%%

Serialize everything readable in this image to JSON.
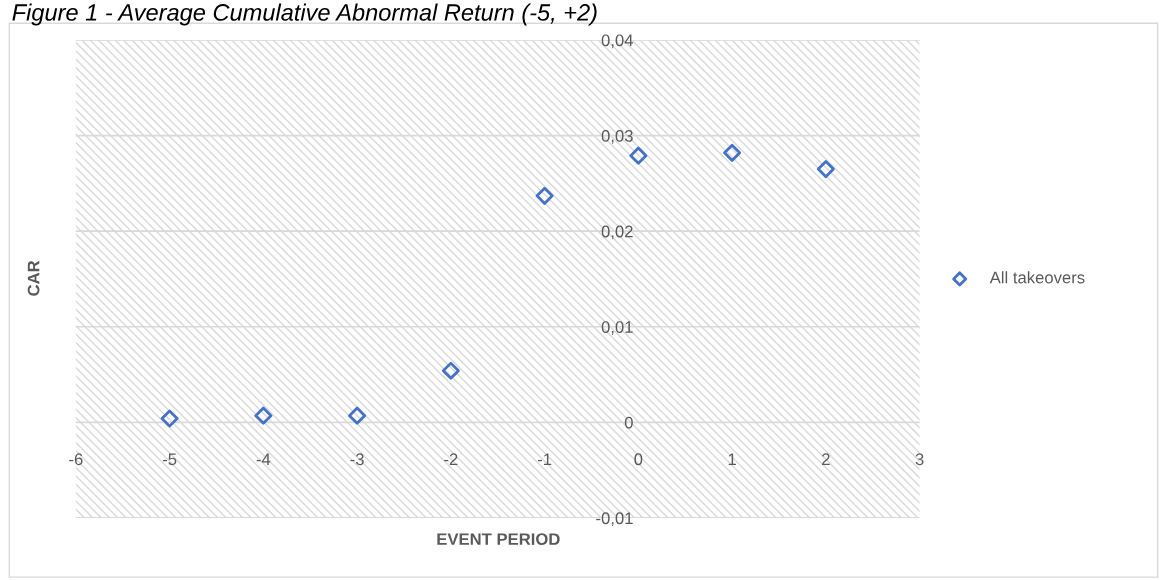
{
  "chart_data": {
    "type": "scatter",
    "title": "Figure 1 - Average Cumulative Abnormal Return (-5, +2)",
    "xlabel": "EVENT PERIOD",
    "ylabel": "CAR",
    "x": [
      -5,
      -4,
      -3,
      -2,
      -1,
      0,
      1,
      2
    ],
    "series": [
      {
        "name": "All takeovers",
        "color": "#4472c4",
        "values": [
          0.0004,
          0.0007,
          0.0007,
          0.0054,
          0.0237,
          0.0279,
          0.0282,
          0.0265
        ]
      }
    ],
    "xlim": [
      -6,
      3
    ],
    "xticks": [
      -6,
      -5,
      -4,
      -3,
      -2,
      -1,
      0,
      1,
      2,
      3
    ],
    "ylim": [
      -0.01,
      0.04
    ],
    "yticks": [
      {
        "value": -0.01,
        "label": "-0,01"
      },
      {
        "value": 0,
        "label": "0"
      },
      {
        "value": 0.01,
        "label": "0,01"
      },
      {
        "value": 0.02,
        "label": "0,02"
      },
      {
        "value": 0.03,
        "label": "0,03"
      },
      {
        "value": 0.04,
        "label": "0,04"
      }
    ],
    "grid": "y",
    "legend": "right",
    "marker": "diamond"
  }
}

%%

What is needed
Copy all the lines of data exactly as they appear, dropping any images.

Answer to the problem
Serialize everything readable in this image to JSON.
{
  "chart_data": {
    "type": "scatter",
    "title": "Figure 1 - Average Cumulative Abnormal Return (-5, +2)",
    "xlabel": "EVENT PERIOD",
    "ylabel": "CAR",
    "x": [
      -5,
      -4,
      -3,
      -2,
      -1,
      0,
      1,
      2
    ],
    "series": [
      {
        "name": "All takeovers",
        "color": "#4472c4",
        "values": [
          0.0004,
          0.0007,
          0.0007,
          0.0054,
          0.0237,
          0.0279,
          0.0282,
          0.0265
        ]
      }
    ],
    "xlim": [
      -6,
      3
    ],
    "xticks": [
      -6,
      -5,
      -4,
      -3,
      -2,
      -1,
      0,
      1,
      2,
      3
    ],
    "ylim": [
      -0.01,
      0.04
    ],
    "yticks": [
      {
        "value": -0.01,
        "label": "-0,01"
      },
      {
        "value": 0,
        "label": "0"
      },
      {
        "value": 0.01,
        "label": "0,01"
      },
      {
        "value": 0.02,
        "label": "0,02"
      },
      {
        "value": 0.03,
        "label": "0,03"
      },
      {
        "value": 0.04,
        "label": "0,04"
      }
    ],
    "grid": "y",
    "legend": "right",
    "marker": "diamond"
  }
}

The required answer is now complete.